### Information given

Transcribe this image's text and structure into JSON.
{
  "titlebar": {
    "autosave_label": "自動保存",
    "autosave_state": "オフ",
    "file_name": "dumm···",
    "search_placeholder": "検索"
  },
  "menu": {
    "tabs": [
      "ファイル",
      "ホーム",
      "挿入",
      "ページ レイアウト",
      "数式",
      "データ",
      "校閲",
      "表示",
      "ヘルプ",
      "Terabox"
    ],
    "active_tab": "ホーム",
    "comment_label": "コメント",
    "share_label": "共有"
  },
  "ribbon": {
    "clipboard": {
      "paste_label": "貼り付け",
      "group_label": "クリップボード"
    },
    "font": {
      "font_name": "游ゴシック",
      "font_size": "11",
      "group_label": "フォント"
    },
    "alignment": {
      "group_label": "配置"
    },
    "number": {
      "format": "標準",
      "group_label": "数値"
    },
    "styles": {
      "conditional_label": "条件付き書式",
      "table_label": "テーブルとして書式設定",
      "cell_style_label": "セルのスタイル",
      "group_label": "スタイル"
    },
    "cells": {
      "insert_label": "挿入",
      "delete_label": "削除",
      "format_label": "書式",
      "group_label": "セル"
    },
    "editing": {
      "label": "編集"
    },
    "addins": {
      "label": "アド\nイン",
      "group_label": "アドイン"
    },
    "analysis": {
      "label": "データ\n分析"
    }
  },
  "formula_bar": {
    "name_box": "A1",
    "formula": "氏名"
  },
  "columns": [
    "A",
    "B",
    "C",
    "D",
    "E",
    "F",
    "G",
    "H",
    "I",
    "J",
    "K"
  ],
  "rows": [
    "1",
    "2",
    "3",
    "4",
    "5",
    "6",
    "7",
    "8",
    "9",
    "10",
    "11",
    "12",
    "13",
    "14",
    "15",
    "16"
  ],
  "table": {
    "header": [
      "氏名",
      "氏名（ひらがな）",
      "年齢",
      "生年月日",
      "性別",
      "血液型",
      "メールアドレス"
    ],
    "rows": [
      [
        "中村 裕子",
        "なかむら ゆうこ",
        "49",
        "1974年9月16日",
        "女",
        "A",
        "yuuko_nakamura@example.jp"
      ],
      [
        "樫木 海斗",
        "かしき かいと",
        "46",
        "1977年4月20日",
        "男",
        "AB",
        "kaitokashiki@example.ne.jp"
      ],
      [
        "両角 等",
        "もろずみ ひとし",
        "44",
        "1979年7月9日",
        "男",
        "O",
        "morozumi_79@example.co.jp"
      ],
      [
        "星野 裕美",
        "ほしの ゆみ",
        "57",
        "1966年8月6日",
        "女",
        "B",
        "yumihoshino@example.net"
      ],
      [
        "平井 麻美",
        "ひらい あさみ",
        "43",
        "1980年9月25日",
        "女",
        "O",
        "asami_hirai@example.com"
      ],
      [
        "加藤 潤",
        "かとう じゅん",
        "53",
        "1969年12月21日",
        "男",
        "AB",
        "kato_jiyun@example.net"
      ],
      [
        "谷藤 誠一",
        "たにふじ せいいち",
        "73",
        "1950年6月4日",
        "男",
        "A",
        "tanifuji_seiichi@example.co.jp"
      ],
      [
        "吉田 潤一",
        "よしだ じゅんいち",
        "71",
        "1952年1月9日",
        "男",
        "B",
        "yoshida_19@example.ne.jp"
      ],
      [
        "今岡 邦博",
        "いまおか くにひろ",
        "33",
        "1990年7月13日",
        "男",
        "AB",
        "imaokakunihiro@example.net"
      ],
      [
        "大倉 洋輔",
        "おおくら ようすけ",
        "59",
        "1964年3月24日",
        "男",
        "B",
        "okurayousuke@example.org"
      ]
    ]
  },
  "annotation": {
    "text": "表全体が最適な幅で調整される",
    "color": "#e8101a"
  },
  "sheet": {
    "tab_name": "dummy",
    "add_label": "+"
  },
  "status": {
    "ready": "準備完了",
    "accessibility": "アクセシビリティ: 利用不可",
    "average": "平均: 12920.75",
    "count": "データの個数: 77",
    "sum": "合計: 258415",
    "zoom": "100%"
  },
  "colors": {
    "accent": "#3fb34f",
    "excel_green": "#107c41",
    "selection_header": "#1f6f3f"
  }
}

### What you need to do
Please repeat the material above, word for word and in full.

### Problem solution
Transcribe this image's text and structure into JSON.
{
  "titlebar": {
    "autosave_label": "自動保存",
    "autosave_state": "オフ",
    "file_name": "dumm···",
    "search_placeholder": "検索"
  },
  "menu": {
    "tabs": [
      "ファイル",
      "ホーム",
      "挿入",
      "ページ レイアウト",
      "数式",
      "データ",
      "校閲",
      "表示",
      "ヘルプ",
      "Terabox"
    ],
    "active_tab": "ホーム",
    "comment_label": "コメント",
    "share_label": "共有"
  },
  "ribbon": {
    "clipboard": {
      "paste_label": "貼り付け",
      "group_label": "クリップボード"
    },
    "font": {
      "font_name": "游ゴシック",
      "font_size": "11",
      "group_label": "フォント"
    },
    "alignment": {
      "group_label": "配置"
    },
    "number": {
      "format": "標準",
      "group_label": "数値"
    },
    "styles": {
      "conditional_label": "条件付き書式",
      "table_label": "テーブルとして書式設定",
      "cell_style_label": "セルのスタイル",
      "group_label": "スタイル"
    },
    "cells": {
      "insert_label": "挿入",
      "delete_label": "削除",
      "format_label": "書式",
      "group_label": "セル"
    },
    "editing": {
      "label": "編集"
    },
    "addins": {
      "label": "アド\nイン",
      "group_label": "アドイン"
    },
    "analysis": {
      "label": "データ\n分析"
    }
  },
  "formula_bar": {
    "name_box": "A1",
    "formula": "氏名"
  },
  "columns": [
    "A",
    "B",
    "C",
    "D",
    "E",
    "F",
    "G",
    "H",
    "I",
    "J",
    "K"
  ],
  "rows": [
    "1",
    "2",
    "3",
    "4",
    "5",
    "6",
    "7",
    "8",
    "9",
    "10",
    "11",
    "12",
    "13",
    "14",
    "15",
    "16"
  ],
  "table": {
    "header": [
      "氏名",
      "氏名（ひらがな）",
      "年齢",
      "生年月日",
      "性別",
      "血液型",
      "メールアドレス"
    ],
    "rows": [
      [
        "中村 裕子",
        "なかむら ゆうこ",
        "49",
        "1974年9月16日",
        "女",
        "A",
        "yuuko_nakamura@example.jp"
      ],
      [
        "樫木 海斗",
        "かしき かいと",
        "46",
        "1977年4月20日",
        "男",
        "AB",
        "kaitokashiki@example.ne.jp"
      ],
      [
        "両角 等",
        "もろずみ ひとし",
        "44",
        "1979年7月9日",
        "男",
        "O",
        "morozumi_79@example.co.jp"
      ],
      [
        "星野 裕美",
        "ほしの ゆみ",
        "57",
        "1966年8月6日",
        "女",
        "B",
        "yumihoshino@example.net"
      ],
      [
        "平井 麻美",
        "ひらい あさみ",
        "43",
        "1980年9月25日",
        "女",
        "O",
        "asami_hirai@example.com"
      ],
      [
        "加藤 潤",
        "かとう じゅん",
        "53",
        "1969年12月21日",
        "男",
        "AB",
        "kato_jiyun@example.net"
      ],
      [
        "谷藤 誠一",
        "たにふじ せいいち",
        "73",
        "1950年6月4日",
        "男",
        "A",
        "tanifuji_seiichi@example.co.jp"
      ],
      [
        "吉田 潤一",
        "よしだ じゅんいち",
        "71",
        "1952年1月9日",
        "男",
        "B",
        "yoshida_19@example.ne.jp"
      ],
      [
        "今岡 邦博",
        "いまおか くにひろ",
        "33",
        "1990年7月13日",
        "男",
        "AB",
        "imaokakunihiro@example.net"
      ],
      [
        "大倉 洋輔",
        "おおくら ようすけ",
        "59",
        "1964年3月24日",
        "男",
        "B",
        "okurayousuke@example.org"
      ]
    ]
  },
  "annotation": {
    "text": "表全体が最適な幅で調整される",
    "color": "#e8101a"
  },
  "sheet": {
    "tab_name": "dummy",
    "add_label": "+"
  },
  "status": {
    "ready": "準備完了",
    "accessibility": "アクセシビリティ: 利用不可",
    "average": "平均: 12920.75",
    "count": "データの個数: 77",
    "sum": "合計: 258415",
    "zoom": "100%"
  },
  "colors": {
    "accent": "#3fb34f",
    "excel_green": "#107c41",
    "selection_header": "#1f6f3f"
  }
}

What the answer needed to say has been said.